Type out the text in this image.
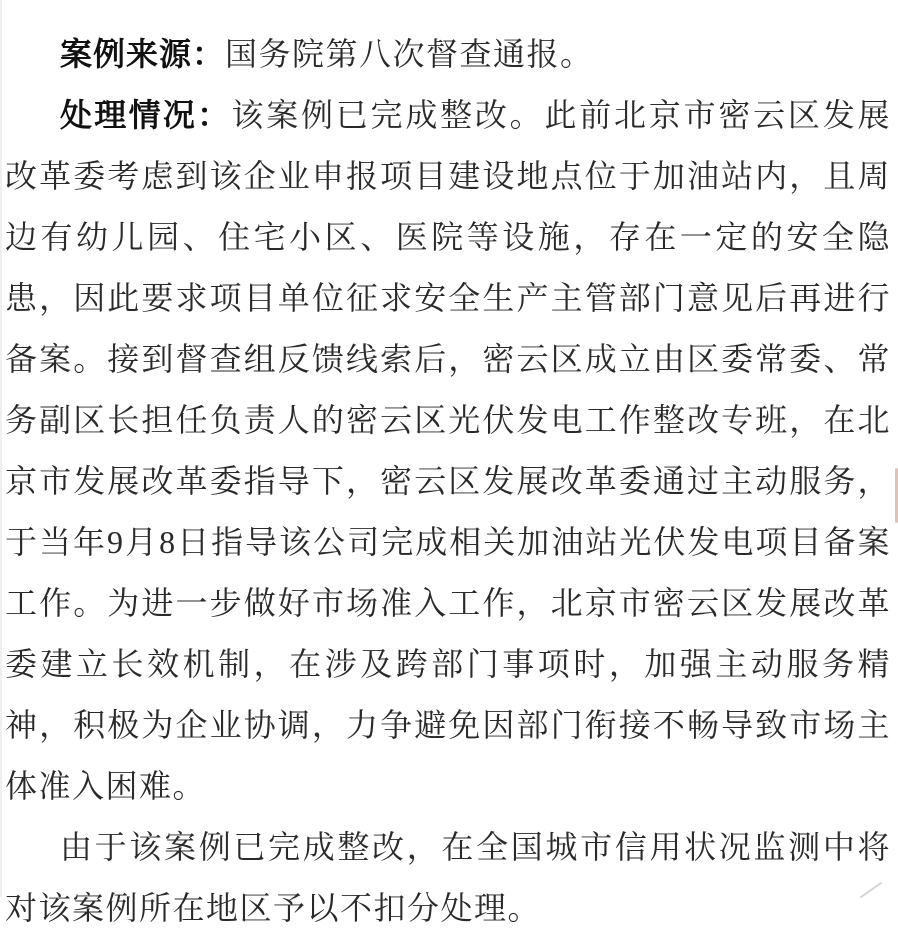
案例来源：国务院第八次督查通报。

处理情况：该案例已完成整改。此前北京市密云区发展改革委考虑到该企业申报项目建设地点位于加油站内，且周边有幼儿园、住宅小区、医院等设施，存在一定的安全隐患，因此要求项目单位征求安全生产主管部门意见后再进行备案。接到督查组反馈线索后，密云区成立由区委常委、常务副区长担任负责人的密云区光伏发电工作整改专班，在北京市发展改革委指导下，密云区发展改革委通过主动服务，于当年9月8日指导该公司完成相关加油站光伏发电项目备案工作。为进一步做好市场准入工作，北京市密云区发展改革委建立长效机制，在涉及跨部门事项时，加强主动服务精神，积极为企业协调，力争避免因部门衔接不畅导致市场主体准入困难。

由于该案例已完成整改，在全国城市信用状况监测中将对该案例所在地区予以不扣分处理。
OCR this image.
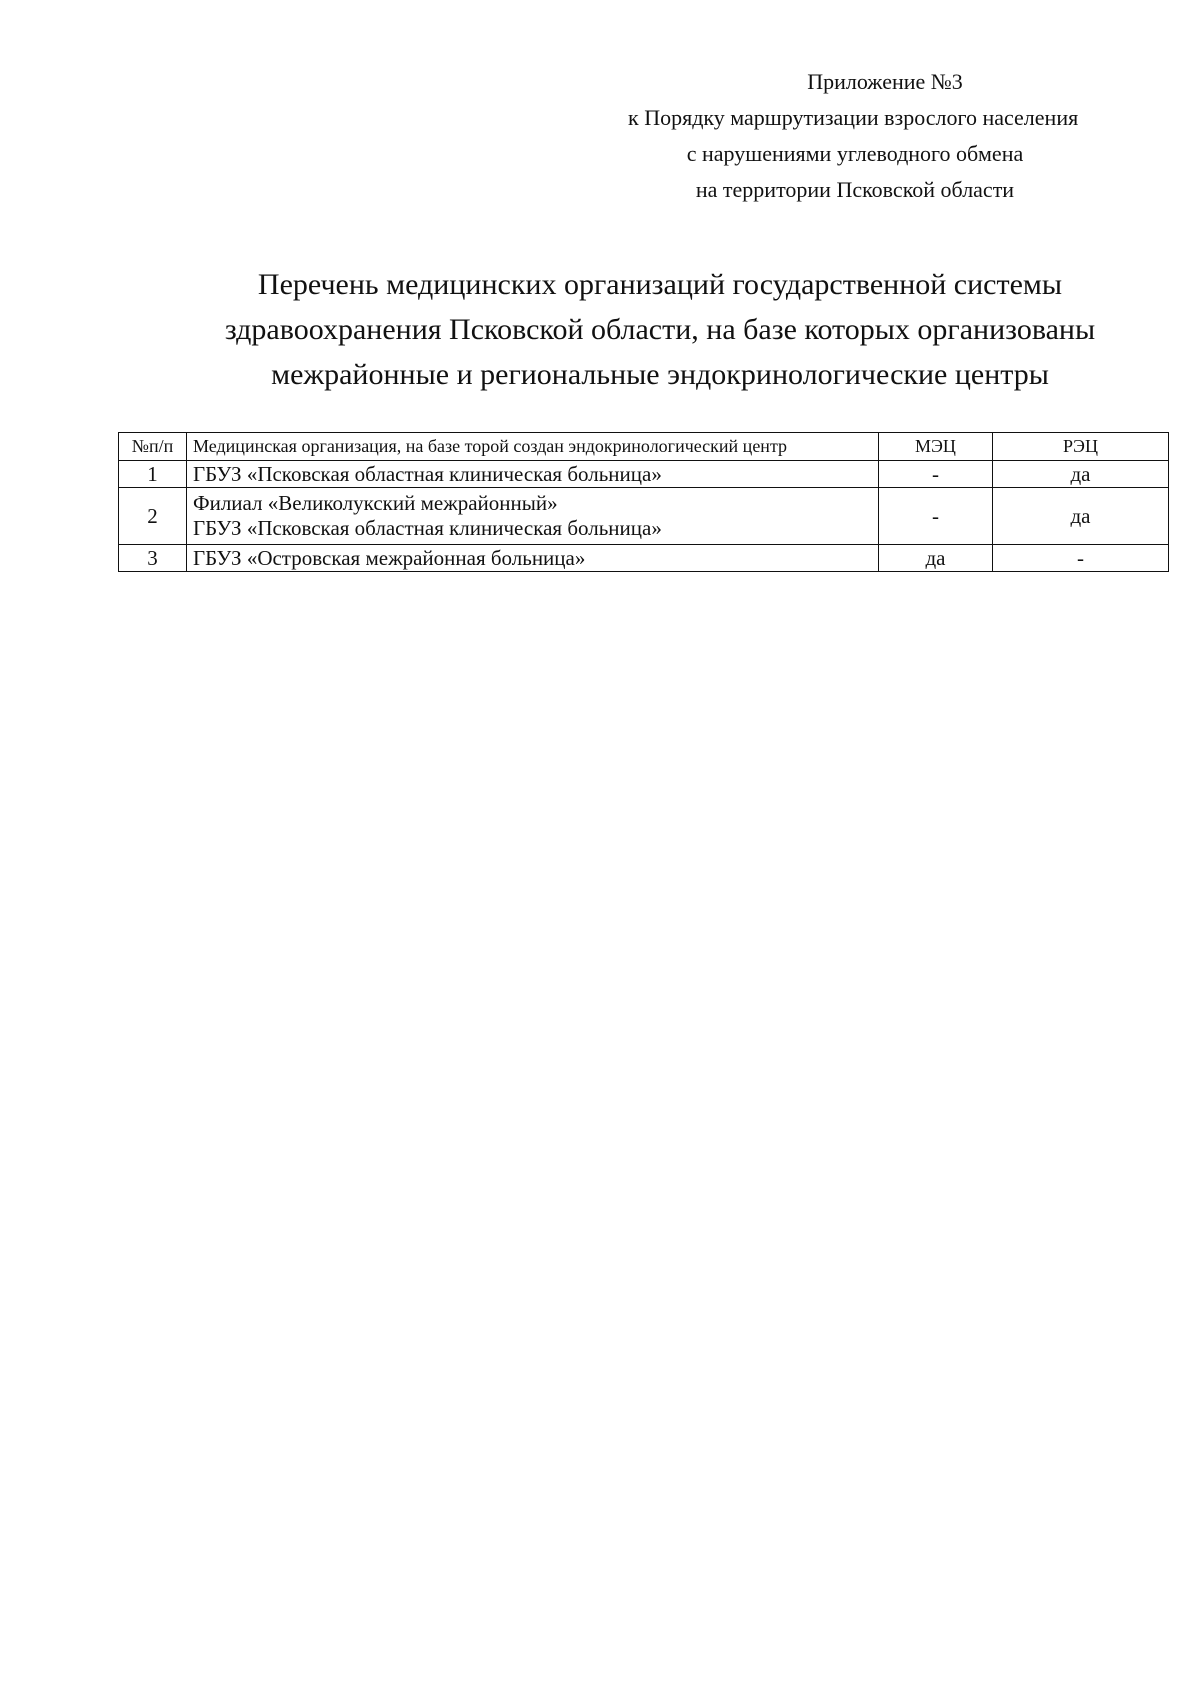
Приложение №3
к Порядку маршрутизации взрослого населения
с нарушениями углеводного обмена
на территории Псковской области
Перечень медицинских организаций государственной системы
здравоохранения Псковской области, на базе которых организованы
межрайонные и региональные эндокринологические центры
№п/п	Медицинская организация, на базе торой создан эндокринологический центр	МЭЦ	РЭЦ
1	ГБУЗ «Псковская областная клиническая больница»	-	да
2	Филиал «Великолукский межрайонный»
ГБУЗ «Псковская областная клиническая больница»	-	да
3	ГБУЗ «Островская межрайонная больница»	да	-
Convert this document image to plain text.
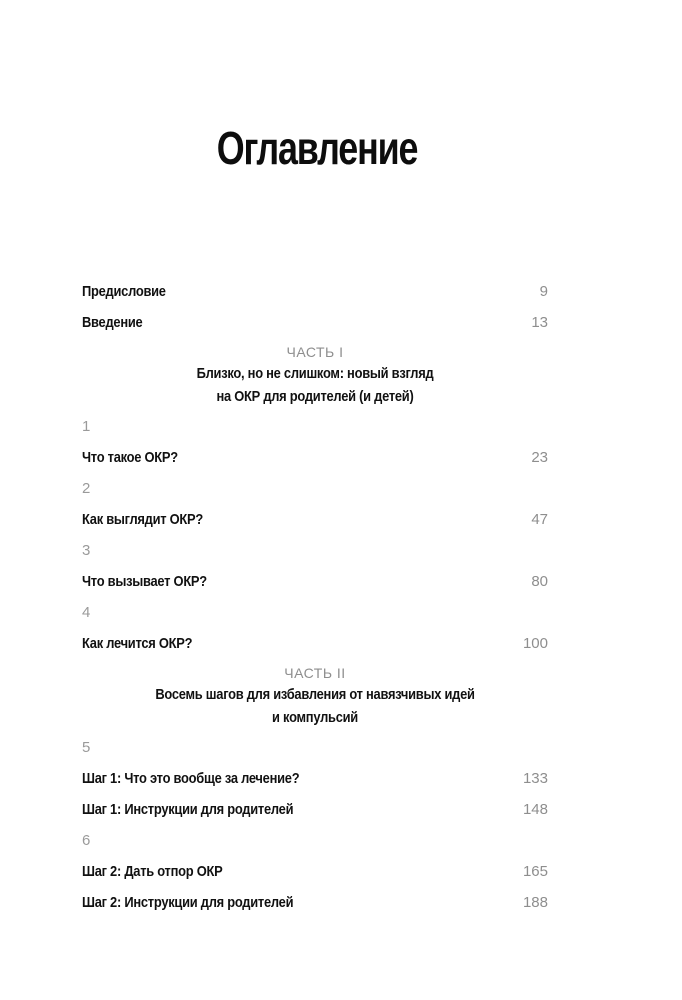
Оглавление
Предисловие	9
Введение	13
ЧАСТЬ I
Близко, но не слишком: новый взгляд
на ОКР для родителей (и детей)
1
Что такое ОКР?	23
2
Как выглядит ОКР?	47
3
Что вызывает ОКР?	80
4
Как лечится ОКР?	100
ЧАСТЬ II
Восемь шагов для избавления от навязчивых идей
и компульсий
5
Шаг 1: Что это вообще за лечение?	133
Шаг 1: Инструкции для родителей	148
6
Шаг 2: Дать отпор ОКР	165
Шаг 2: Инструкции для родителей	188
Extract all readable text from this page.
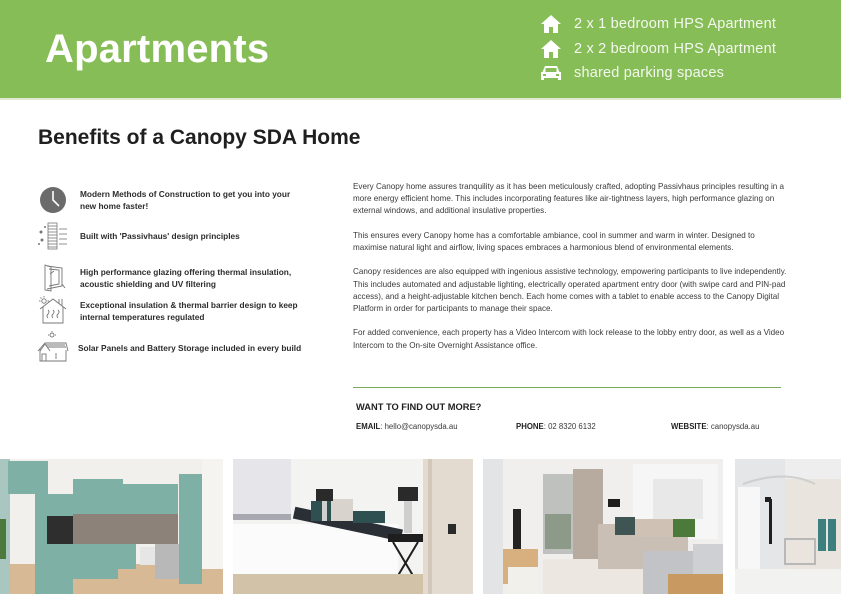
Apartments
2 x 1 bedroom HPS Apartment
2 x 2 bedroom HPS Apartment
shared parking spaces
Benefits of a Canopy SDA Home
Modern Methods of Construction to get you into your new home faster!
Built with 'Passivhaus' design principles
High performance glazing offering thermal insulation, acoustic shielding and UV filtering
Exceptional insulation & thermal barrier design to keep internal temperatures regulated
Solar Panels and Battery Storage included in every build

Every Canopy home assures tranquility as it has been meticulously crafted, adopting Passivhaus principles resulting in a more energy efficient home. This includes incorporating features like air-tightness layers, high performance glazing on external windows, and additional insulative properties.

This ensures every Canopy home has a comfortable ambiance, cool in summer and warm in winter. Designed to maximise natural light and airflow, living spaces embraces a harmonious blend of environmental elements.

Canopy residences are also equipped with ingenious assistive technology, empowering participants to live independently.

This includes automated and adjustable lighting, electrically operated apartment entry door (with swipe card and PIN-pad access), and a height-adjustable kitchen bench. Each home comes with a tablet to enable access to the Canopy Digital Platform in order for participants to manage their space.

For added convenience, each property has a Video Intercom with lock release to the lobby entry door, as well as a Video Intercom to the On-site Overnight Assistance office.

WANT TO FIND OUT MORE?
EMAIL: hello@canopysda.au	PHONE: 02 8320 6132	WEBSITE: canopysda.au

**Written problem**
Each line with the string "bedroom" in it needs to be found and copied.

**Solution below**
2 x 1 bedroom HPS Apartment
2 x 2 bedroom HPS Apartment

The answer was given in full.